-- START Records --

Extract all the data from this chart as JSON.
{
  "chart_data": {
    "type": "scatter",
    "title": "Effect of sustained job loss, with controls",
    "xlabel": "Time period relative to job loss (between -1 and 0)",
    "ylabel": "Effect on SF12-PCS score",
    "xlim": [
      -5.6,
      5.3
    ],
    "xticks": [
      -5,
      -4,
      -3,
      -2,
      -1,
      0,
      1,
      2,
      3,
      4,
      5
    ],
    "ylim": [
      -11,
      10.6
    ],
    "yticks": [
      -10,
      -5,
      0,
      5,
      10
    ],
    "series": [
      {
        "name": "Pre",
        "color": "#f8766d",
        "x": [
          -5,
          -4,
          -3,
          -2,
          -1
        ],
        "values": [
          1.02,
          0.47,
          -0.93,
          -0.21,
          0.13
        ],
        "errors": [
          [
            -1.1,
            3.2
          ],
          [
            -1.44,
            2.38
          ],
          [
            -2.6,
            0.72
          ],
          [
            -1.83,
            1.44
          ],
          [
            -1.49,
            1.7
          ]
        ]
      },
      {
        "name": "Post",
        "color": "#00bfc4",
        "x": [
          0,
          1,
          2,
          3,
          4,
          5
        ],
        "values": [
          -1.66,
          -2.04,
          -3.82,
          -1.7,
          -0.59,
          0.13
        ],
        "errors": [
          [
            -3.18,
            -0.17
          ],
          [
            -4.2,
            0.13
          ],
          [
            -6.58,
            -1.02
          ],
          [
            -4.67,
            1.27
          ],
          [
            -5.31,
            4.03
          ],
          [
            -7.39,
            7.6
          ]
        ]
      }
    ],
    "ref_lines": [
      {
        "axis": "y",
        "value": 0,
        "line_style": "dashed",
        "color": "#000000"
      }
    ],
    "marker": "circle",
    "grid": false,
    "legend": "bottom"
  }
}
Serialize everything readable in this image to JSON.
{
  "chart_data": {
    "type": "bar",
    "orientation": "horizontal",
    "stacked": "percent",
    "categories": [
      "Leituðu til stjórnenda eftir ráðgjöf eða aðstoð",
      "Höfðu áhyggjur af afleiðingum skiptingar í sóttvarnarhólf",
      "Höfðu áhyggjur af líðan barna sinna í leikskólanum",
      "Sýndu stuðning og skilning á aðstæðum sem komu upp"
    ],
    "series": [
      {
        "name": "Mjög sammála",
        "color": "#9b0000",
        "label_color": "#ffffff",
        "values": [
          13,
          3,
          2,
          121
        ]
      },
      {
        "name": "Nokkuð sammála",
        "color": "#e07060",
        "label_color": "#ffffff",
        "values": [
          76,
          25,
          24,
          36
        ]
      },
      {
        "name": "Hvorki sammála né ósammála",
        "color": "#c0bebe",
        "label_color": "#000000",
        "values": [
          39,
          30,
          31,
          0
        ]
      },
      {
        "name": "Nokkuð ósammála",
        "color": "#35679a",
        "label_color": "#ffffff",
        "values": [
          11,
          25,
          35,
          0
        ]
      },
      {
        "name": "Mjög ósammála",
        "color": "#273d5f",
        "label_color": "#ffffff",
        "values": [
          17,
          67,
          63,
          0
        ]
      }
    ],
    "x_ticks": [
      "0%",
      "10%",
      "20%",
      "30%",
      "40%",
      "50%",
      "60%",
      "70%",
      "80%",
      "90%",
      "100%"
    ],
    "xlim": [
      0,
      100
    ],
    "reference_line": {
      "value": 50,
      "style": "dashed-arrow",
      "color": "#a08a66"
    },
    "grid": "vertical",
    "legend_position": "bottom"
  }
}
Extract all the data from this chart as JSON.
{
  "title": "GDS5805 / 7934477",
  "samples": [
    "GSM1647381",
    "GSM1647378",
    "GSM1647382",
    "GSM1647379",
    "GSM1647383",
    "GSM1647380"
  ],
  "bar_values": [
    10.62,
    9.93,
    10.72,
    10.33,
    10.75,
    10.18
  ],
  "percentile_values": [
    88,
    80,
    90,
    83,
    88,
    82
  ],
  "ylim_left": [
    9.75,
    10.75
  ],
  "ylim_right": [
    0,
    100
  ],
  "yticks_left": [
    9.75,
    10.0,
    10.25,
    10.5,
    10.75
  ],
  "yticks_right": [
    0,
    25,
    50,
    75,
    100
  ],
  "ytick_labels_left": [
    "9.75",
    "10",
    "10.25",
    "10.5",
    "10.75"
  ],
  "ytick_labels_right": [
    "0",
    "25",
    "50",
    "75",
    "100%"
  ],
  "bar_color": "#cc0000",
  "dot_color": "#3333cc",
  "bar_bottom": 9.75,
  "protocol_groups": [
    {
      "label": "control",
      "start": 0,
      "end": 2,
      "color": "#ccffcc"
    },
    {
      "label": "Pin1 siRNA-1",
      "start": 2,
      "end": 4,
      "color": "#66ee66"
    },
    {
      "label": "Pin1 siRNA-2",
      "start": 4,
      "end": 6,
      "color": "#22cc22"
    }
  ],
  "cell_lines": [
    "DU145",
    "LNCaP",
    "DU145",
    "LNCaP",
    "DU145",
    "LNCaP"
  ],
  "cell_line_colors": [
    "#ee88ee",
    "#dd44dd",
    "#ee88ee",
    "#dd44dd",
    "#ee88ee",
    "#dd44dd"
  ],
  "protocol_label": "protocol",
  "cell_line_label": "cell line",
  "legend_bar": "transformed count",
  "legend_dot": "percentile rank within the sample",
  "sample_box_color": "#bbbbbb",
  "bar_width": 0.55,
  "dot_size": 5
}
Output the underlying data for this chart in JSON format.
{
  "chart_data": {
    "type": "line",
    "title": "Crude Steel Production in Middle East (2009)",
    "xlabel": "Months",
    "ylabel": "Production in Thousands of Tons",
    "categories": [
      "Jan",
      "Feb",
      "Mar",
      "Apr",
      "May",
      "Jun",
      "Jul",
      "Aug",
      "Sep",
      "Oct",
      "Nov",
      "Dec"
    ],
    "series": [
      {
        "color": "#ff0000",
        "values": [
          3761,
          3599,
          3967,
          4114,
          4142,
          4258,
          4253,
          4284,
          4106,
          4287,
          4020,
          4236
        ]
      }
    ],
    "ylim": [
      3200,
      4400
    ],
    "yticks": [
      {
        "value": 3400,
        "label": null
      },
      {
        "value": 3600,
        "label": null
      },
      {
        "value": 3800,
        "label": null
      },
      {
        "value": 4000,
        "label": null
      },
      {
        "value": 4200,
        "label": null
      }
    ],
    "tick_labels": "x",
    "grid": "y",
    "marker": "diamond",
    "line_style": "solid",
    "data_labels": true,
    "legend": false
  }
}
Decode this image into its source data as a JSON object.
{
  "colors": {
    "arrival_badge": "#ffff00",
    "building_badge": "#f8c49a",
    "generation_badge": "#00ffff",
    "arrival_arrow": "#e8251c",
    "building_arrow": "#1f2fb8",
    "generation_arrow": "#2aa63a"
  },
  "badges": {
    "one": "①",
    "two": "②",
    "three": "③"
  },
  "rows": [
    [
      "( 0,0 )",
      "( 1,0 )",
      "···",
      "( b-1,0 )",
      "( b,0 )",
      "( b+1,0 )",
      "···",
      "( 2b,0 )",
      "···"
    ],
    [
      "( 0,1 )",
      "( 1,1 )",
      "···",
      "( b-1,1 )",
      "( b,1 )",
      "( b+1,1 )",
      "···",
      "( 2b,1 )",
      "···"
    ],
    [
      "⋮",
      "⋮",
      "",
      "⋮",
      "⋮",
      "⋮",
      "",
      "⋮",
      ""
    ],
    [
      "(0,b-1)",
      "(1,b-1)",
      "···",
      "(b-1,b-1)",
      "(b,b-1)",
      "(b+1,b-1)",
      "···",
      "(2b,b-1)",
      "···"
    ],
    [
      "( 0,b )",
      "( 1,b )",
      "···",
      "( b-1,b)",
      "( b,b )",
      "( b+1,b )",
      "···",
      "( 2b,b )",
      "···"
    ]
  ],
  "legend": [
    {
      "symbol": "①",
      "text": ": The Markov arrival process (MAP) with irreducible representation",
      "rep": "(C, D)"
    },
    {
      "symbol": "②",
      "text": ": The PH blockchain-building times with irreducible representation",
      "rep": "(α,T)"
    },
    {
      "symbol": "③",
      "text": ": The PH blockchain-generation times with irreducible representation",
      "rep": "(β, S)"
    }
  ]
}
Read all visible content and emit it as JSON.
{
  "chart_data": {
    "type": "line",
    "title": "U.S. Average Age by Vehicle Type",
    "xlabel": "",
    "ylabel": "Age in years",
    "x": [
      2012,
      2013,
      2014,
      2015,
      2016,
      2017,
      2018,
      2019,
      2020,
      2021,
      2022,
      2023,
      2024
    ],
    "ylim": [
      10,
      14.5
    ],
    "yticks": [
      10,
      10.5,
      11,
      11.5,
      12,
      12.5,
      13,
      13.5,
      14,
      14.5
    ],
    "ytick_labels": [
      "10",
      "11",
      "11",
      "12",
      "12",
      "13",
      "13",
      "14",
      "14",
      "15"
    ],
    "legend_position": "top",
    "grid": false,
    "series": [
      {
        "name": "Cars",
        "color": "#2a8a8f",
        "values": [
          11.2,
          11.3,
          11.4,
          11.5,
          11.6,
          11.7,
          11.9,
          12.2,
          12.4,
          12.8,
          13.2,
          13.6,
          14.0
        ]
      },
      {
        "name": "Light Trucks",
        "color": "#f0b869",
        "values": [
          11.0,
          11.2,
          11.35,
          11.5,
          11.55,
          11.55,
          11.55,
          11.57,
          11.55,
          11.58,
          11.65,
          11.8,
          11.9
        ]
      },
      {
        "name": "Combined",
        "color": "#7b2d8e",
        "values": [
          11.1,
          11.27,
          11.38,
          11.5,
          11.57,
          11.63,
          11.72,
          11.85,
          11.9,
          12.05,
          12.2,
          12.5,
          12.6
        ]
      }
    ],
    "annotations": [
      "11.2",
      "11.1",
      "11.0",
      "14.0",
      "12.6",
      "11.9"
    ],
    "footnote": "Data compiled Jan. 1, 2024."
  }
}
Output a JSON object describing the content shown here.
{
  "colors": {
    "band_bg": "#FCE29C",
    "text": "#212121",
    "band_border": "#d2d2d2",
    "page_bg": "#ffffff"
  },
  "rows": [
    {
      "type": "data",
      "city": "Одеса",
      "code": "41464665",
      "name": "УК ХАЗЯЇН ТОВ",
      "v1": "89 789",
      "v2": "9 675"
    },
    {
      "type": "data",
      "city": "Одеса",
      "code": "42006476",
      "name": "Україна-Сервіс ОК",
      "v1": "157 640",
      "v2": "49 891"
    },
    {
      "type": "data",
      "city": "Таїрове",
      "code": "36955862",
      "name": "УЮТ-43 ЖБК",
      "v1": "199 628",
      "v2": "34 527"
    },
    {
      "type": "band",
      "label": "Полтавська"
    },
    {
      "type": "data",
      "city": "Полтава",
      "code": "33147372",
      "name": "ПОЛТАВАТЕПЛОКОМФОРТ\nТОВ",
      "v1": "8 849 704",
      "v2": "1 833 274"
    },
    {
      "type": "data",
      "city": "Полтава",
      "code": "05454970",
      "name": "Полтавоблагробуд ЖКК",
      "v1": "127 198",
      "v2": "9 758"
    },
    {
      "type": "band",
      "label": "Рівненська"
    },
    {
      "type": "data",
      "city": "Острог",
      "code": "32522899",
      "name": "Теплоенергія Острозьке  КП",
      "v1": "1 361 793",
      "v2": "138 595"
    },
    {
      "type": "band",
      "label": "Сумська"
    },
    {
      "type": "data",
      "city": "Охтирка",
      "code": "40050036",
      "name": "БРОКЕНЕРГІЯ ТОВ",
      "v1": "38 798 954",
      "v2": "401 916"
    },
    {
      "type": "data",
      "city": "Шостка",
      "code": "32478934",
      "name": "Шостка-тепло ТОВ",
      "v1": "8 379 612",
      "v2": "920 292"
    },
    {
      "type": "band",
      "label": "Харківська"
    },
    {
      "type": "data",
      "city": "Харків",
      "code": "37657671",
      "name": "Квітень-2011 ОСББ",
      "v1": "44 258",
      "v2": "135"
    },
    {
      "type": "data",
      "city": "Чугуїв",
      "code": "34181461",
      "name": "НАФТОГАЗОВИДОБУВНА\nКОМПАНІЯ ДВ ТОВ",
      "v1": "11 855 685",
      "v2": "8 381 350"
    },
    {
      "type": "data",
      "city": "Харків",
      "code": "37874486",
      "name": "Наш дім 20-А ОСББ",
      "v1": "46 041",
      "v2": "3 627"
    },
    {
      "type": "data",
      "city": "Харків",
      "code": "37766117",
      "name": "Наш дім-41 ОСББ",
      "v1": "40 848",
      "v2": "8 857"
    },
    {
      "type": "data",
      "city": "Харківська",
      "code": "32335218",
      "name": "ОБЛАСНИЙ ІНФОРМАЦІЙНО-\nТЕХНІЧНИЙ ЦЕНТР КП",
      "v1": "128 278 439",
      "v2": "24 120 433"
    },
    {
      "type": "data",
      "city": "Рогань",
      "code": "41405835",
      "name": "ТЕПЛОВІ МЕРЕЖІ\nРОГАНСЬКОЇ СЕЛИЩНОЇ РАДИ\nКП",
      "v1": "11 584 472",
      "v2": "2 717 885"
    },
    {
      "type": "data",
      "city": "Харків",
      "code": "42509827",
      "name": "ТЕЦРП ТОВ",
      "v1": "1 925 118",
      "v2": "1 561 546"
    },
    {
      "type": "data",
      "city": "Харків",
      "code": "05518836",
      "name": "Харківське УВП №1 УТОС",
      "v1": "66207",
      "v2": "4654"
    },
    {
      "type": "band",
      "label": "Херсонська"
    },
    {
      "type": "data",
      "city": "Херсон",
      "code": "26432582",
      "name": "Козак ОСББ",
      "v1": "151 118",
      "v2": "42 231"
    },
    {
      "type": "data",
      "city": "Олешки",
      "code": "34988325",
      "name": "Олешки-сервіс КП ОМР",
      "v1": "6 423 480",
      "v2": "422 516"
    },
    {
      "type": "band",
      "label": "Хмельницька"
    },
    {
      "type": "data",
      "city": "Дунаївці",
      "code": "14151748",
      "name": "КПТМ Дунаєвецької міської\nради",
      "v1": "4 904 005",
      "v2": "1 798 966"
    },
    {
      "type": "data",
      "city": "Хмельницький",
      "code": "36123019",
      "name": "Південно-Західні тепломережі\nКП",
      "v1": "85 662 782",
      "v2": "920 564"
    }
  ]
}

-- END Records --

Look for "Output" and pull out every line that has it.

Output the underlying data for this chart in JSON format.
Output a JSON object describing the content shown here.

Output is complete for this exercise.